**INSTRUCTIONS TO FOLLOW:** Look through the lines and report how many include the word "valeurs", giving nothing but the number.

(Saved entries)
**********
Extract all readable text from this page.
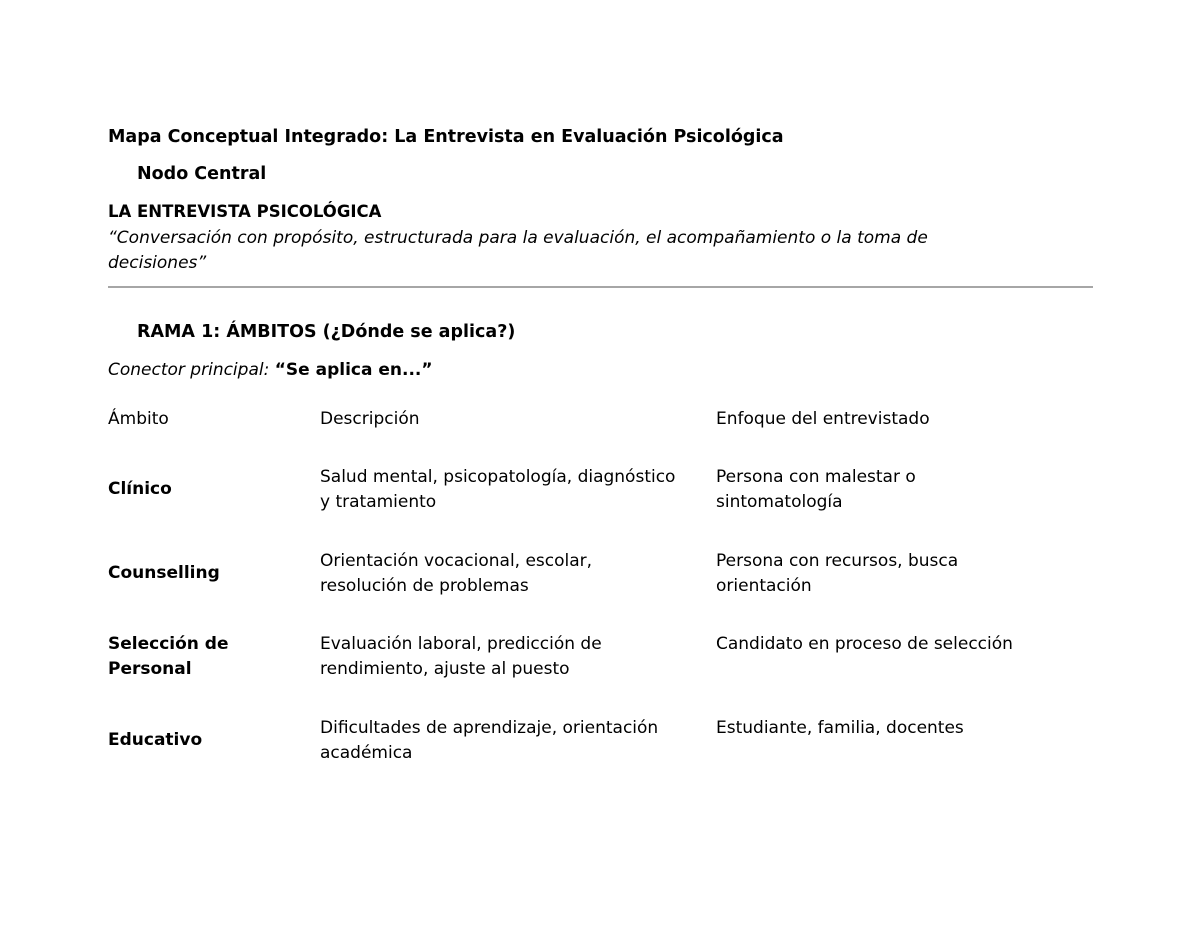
Mapa Conceptual Integrado: La Entrevista en Evaluación Psicológica
Nodo Central
LA ENTREVISTA PSICOLÓGICA
“Conversación con propósito, estructurada para la evaluación, el acompañamiento o la toma de decisiones”
RAMA 1: ÁMBITOS (¿Dónde se aplica?)
Conector principal: “Se aplica en...”
Ámbito	Descripción	Enfoque del entrevistado
Clínico
Salud mental, psicopatología, diagnóstico y tratamiento
Persona con malestar o sintomatología
Counselling
Orientación vocacional, escolar, resolución de problemas
Persona con recursos, busca orientación
Selección de Personal
Evaluación laboral, predicción de rendimiento, ajuste al puesto
Candidato en proceso de selección
Educativo
Dificultades de aprendizaje, orientación académica
Estudiante, familia, docentes
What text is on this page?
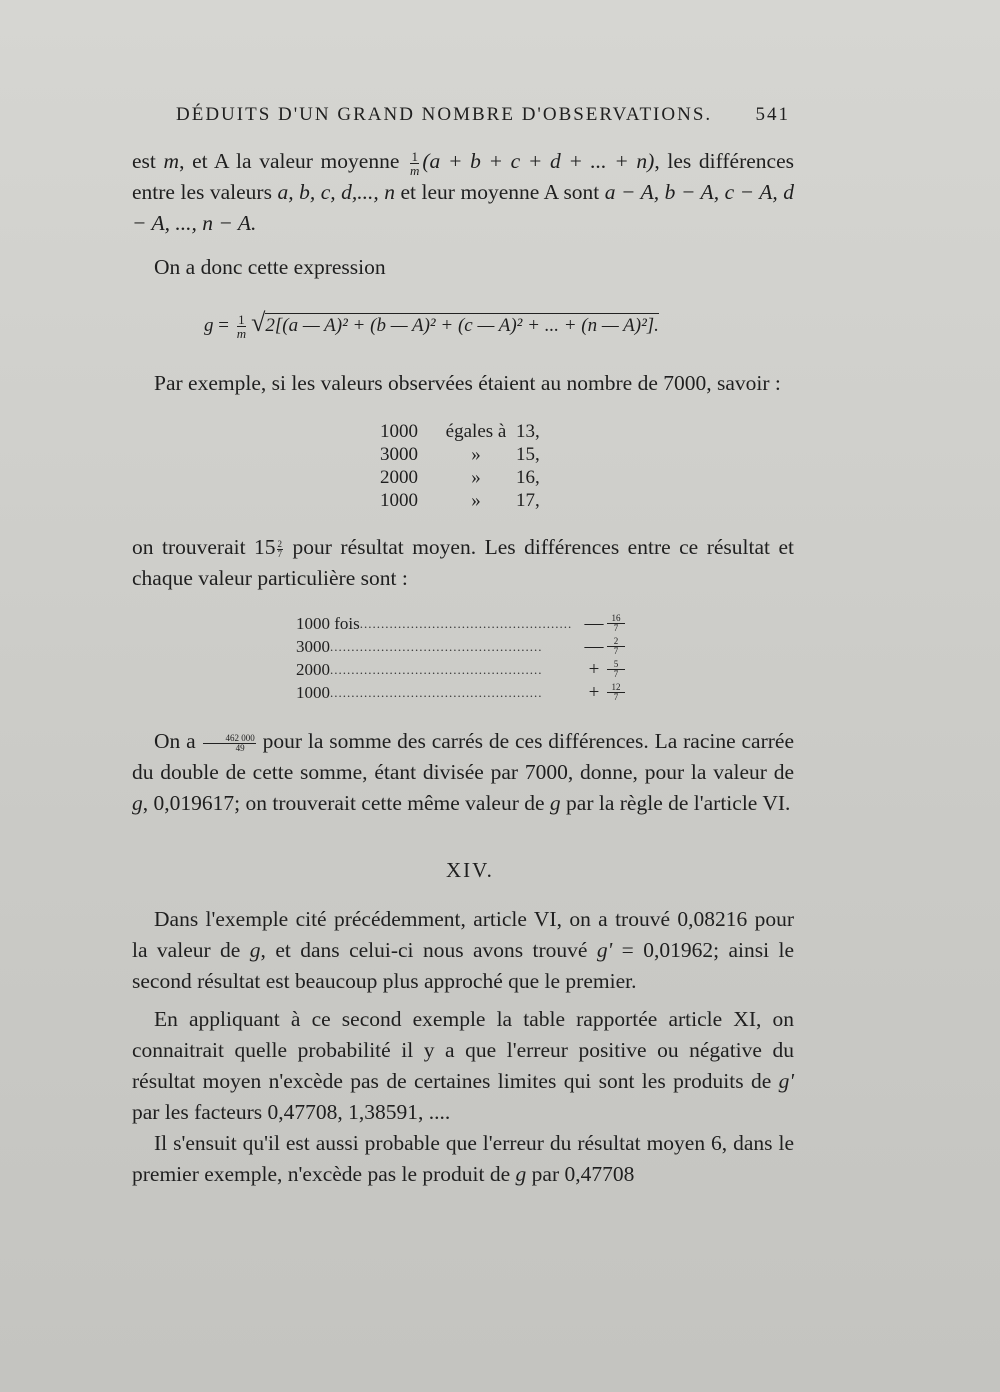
DÉDUITS D'UN GRAND NOMBRE D'OBSERVATIONS. 541

est m, et A la valeur moyenne $\frac{1}{m} (a + b + c + d$ + ... + n), les différences entre les valeurs a, b, c, d,..., n et leur moyenne A sont a − A, b − A, c − A, d − A, ..., n − A.

On a donc cette expression

$g = \frac{1}{m} √2[(a$ — A)² + (b — A)² + (c — A)² + ... + (n — A)²].

Par exemple, si les valeurs observées étaient au nombre de 7000, savoir :

1000	égales à 13,
3000	»	15,
2000	»	16,
1000	»	17,

on trouverait $15 \frac{2}{7}$ pour résultat moyen. Les différences entre ce résultat et chaque valeur particulière sont :

1000 fois .................................................. — $\frac{16}{7}$
3000 ..................................................	— $\frac{2}{7}$
2000 ..................................................	+ $\frac{5}{7}$
1000 ..................................................	+ $\frac{12}{7}$

On a $\frac{462 000}{49}$ pour la somme des carrés de ces différences. La racine carrée du double de cette somme, étant divisée par 7000, donne, pour la valeur de g, 0,019617; on trouverait cette même valeur de g par la règle de l'article VI.

XIV.

Dans l'exemple cité précédemment, article VI, on a trouvé 0,08216 pour la valeur de g, et dans celui-ci nous avons trouvé g' = 0,01962; ainsi le second résultat est beaucoup plus approché que le premier.

En appliquant à ce second exemple la table rapportée article XI, on connaitrait quelle probabilité il y a que l'erreur positive ou négative du résultat moyen n'excède pas de certaines limites qui sont les produits de g' par les facteurs 0,47708, 1,38591, ....

Il s'ensuit qu'il est aussi probable que l'erreur du résultat moyen 6, dans le premier exemple, n'excède pas le produit de g par 0,47708
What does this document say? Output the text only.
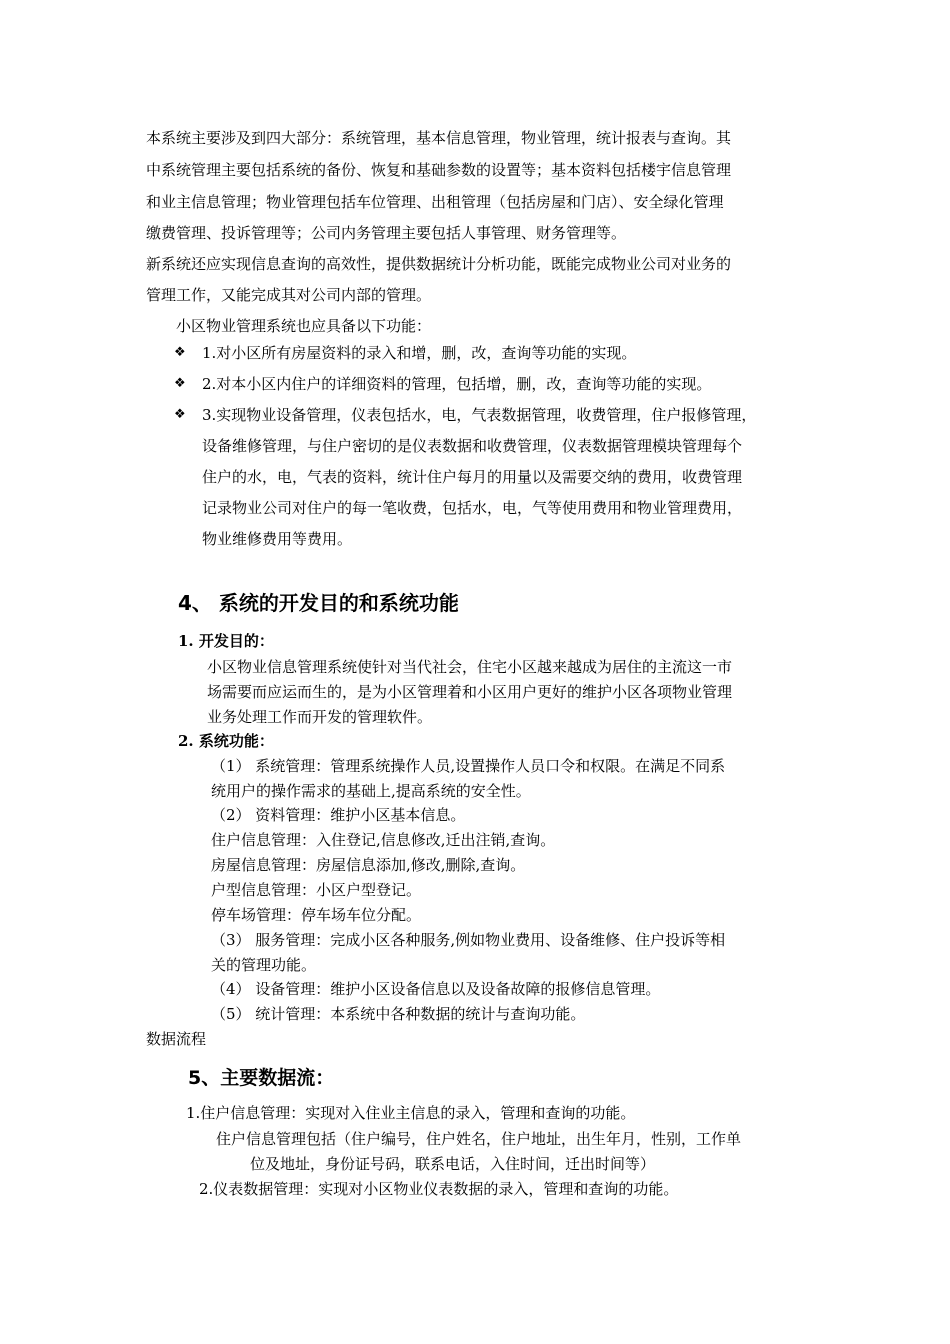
本系统主要涉及到四大部分：系统管理，基本信息管理，物业管理，统计报表与查询。其
中系统管理主要包括系统的备份、恢复和基础参数的设置等；基本资料包括楼宇信息管理
和业主信息管理；物业管理包括车位管理、出租管理（包括房屋和门店）、安全绿化管理
缴费管理、投诉管理等；公司内务管理主要包括人事管理、财务管理等。
新系统还应实现信息查询的高效性，提供数据统计分析功能，既能完成物业公司对业务的
管理工作，又能完成其对公司内部的管理。
小区物业管理系统也应具备以下功能：
❖ 1.对小区所有房屋资料的录入和增，删，改，查询等功能的实现。
❖ 2.对本小区内住户的详细资料的管理，包括增，删，改，查询等功能的实现。
❖ 3.实现物业设备管理，仪表包括水，电，气表数据管理，收费管理，住户报修管理，
设备维修管理，与住户密切的是仪表数据和收费管理，仪表数据管理模块管理每个
住户的水，电，气表的资料，统计住户每月的用量以及需要交纳的费用，收费管理
记录物业公司对住户的每一笔收费，包括水，电，气等使用费用和物业管理费用，
物业维修费用等费用。
4、 系统的开发目的和系统功能
1. 开发目的：
小区物业信息管理系统使针对当代社会，住宅小区越来越成为居住的主流这一市
场需要而应运而生的，是为小区管理着和小区用户更好的维护小区各项物业管理
业务处理工作而开发的管理软件。
2. 系统功能：
（1） 系统管理：管理系统操作人员,设置操作人员口令和权限。在满足不同系
统用户的操作需求的基础上,提高系统的安全性。
（2） 资料管理：维护小区基本信息。
住户信息管理：入住登记,信息修改,迁出注销,查询。
房屋信息管理：房屋信息添加,修改,删除,查询。
户型信息管理：小区户型登记。
停车场管理：停车场车位分配。
（3） 服务管理：完成小区各种服务,例如物业费用、设备维修、住户投诉等相
关的管理功能。
（4） 设备管理：维护小区设备信息以及设备故障的报修信息管理。
（5） 统计管理：本系统中各种数据的统计与查询功能。
数据流程
5、主要数据流：
1.住户信息管理：实现对入住业主信息的录入，管理和查询的功能。
住户信息管理包括（住户编号，住户姓名，住户地址，出生年月，性别，工作单
位及地址，身份证号码，联系电话，入住时间，迁出时间等）
2.仪表数据管理：实现对小区物业仪表数据的录入，管理和查询的功能。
**********
**RESPONSE TO THE TASK:** 2